= Data to use =
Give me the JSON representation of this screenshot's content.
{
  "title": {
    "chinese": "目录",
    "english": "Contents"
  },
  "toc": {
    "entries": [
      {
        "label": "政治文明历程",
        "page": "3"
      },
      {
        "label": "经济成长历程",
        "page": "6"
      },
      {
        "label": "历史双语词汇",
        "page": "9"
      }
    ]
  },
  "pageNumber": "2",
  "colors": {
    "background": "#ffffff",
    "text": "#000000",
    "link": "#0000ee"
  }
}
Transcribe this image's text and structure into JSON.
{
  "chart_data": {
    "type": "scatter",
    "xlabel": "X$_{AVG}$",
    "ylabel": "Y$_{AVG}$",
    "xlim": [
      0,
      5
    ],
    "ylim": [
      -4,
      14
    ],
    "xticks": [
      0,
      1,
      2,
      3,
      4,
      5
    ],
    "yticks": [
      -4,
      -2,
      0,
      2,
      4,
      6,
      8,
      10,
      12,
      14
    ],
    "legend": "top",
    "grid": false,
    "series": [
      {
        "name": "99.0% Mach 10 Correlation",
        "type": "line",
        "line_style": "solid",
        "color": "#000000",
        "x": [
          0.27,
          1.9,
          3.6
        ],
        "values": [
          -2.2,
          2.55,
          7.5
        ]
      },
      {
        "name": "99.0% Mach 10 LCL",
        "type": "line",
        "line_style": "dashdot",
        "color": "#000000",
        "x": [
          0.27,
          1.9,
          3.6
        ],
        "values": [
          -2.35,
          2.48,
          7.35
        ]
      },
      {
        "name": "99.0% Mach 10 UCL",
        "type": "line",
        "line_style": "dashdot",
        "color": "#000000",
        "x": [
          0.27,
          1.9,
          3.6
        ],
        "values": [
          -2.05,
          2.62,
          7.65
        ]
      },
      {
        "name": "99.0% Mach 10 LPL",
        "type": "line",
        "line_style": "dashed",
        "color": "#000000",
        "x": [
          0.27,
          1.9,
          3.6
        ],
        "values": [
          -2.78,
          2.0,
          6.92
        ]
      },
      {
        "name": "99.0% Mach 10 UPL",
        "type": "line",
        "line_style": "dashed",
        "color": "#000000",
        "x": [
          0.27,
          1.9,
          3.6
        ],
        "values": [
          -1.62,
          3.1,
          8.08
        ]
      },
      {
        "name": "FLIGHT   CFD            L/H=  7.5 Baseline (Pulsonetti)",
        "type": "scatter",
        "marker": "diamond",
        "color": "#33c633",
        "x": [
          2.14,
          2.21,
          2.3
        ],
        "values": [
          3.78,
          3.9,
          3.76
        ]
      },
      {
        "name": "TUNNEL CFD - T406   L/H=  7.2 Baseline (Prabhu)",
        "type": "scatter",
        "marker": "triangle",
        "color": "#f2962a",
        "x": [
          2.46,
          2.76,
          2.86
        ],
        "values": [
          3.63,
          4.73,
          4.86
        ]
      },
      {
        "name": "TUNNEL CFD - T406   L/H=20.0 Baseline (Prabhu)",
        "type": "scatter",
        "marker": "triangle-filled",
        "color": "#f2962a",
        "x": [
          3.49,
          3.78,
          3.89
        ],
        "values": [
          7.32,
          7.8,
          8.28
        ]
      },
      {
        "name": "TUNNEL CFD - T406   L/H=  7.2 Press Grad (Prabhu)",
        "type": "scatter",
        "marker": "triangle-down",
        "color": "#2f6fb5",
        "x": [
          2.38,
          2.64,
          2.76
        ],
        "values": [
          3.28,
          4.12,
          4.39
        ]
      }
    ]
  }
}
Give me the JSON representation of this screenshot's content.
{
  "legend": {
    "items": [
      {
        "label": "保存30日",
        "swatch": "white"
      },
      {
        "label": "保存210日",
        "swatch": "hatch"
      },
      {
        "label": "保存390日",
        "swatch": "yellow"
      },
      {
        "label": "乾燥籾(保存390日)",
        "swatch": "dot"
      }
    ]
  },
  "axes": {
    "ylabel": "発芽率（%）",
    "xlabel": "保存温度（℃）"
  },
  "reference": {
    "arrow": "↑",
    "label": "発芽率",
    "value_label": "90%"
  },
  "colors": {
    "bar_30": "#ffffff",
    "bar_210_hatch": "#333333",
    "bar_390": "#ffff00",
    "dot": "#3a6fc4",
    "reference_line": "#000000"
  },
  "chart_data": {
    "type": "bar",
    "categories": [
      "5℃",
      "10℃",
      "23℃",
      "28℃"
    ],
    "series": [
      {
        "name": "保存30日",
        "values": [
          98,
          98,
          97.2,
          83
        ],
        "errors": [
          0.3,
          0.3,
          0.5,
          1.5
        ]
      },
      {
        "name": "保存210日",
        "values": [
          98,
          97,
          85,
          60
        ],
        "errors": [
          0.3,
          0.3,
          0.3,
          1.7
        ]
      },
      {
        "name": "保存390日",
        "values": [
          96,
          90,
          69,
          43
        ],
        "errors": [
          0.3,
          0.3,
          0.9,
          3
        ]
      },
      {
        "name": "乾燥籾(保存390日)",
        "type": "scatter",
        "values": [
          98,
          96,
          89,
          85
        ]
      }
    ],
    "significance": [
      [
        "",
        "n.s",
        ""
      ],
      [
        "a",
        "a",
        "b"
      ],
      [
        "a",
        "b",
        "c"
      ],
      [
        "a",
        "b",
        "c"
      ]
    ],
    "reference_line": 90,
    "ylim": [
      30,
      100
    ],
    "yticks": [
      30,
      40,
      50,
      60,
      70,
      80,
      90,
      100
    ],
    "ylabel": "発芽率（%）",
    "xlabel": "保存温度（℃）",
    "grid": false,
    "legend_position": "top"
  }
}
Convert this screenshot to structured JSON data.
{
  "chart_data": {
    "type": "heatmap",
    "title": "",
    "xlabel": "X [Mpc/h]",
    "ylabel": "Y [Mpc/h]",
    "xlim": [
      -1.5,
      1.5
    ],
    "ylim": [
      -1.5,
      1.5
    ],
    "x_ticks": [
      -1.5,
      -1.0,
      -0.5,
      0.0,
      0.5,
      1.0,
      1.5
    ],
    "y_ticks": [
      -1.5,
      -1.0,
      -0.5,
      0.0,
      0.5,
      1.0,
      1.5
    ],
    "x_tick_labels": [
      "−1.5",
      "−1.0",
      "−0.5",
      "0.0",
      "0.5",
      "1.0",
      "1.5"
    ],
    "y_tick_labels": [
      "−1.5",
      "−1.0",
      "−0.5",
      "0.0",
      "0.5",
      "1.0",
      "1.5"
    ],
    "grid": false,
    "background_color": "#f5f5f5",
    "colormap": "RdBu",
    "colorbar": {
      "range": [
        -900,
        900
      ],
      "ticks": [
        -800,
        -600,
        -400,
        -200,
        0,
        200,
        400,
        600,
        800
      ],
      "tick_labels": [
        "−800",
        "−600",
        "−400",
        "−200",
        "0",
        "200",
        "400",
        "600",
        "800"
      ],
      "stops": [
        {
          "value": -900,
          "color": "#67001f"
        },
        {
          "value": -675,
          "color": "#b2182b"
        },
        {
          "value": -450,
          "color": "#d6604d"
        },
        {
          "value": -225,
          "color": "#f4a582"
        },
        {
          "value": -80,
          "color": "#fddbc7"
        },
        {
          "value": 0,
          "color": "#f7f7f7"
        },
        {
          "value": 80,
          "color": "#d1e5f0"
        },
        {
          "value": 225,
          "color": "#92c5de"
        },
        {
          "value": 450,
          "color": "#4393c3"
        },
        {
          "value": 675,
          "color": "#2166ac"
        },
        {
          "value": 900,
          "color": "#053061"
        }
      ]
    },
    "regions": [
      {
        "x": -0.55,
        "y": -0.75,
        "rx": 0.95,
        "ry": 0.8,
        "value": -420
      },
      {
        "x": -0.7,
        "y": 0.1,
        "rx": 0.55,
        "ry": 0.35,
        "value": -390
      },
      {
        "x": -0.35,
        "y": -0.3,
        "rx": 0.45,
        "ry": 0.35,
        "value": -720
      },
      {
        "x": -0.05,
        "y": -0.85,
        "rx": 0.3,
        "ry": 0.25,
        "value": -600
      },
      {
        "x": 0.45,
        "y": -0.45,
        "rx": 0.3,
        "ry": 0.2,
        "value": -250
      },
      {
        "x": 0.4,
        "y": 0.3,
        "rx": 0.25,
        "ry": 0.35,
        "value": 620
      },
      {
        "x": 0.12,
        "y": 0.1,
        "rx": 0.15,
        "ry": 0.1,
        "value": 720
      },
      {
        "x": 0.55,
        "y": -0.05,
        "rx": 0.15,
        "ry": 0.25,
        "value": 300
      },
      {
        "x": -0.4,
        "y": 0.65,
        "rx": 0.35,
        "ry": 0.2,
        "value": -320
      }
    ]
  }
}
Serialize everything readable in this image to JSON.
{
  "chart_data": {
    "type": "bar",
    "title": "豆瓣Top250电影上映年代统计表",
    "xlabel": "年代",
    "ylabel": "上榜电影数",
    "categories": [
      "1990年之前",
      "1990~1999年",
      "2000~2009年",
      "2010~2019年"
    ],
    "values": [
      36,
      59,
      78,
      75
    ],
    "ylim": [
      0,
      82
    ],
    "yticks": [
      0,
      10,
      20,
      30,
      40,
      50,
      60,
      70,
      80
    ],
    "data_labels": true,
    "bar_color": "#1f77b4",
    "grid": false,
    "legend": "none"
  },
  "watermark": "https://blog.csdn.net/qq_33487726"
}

= Work instructions =
Output exactly the lines between the one containing "Serialize everything readable" and the final line above, both inclusive.

= Complete response =
Serialize everything readable in this image to JSON.
{
  "chart_data": {
    "type": "bar",
    "title": "豆瓣Top250电影上映年代统计表",
    "xlabel": "年代",
    "ylabel": "上榜电影数",
    "categories": [
      "1990年之前",
      "1990~1999年",
      "2000~2009年",
      "2010~2019年"
    ],
    "values": [
      36,
      59,
      78,
      75
    ],
    "ylim": [
      0,
      82
    ],
    "yticks": [
      0,
      10,
      20,
      30,
      40,
      50,
      60,
      70,
      80
    ],
    "data_labels": true,
    "bar_color": "#1f77b4",
    "grid": false,
    "legend": "none"
  },
  "watermark": "https://blog.csdn.net/qq_33487726"
}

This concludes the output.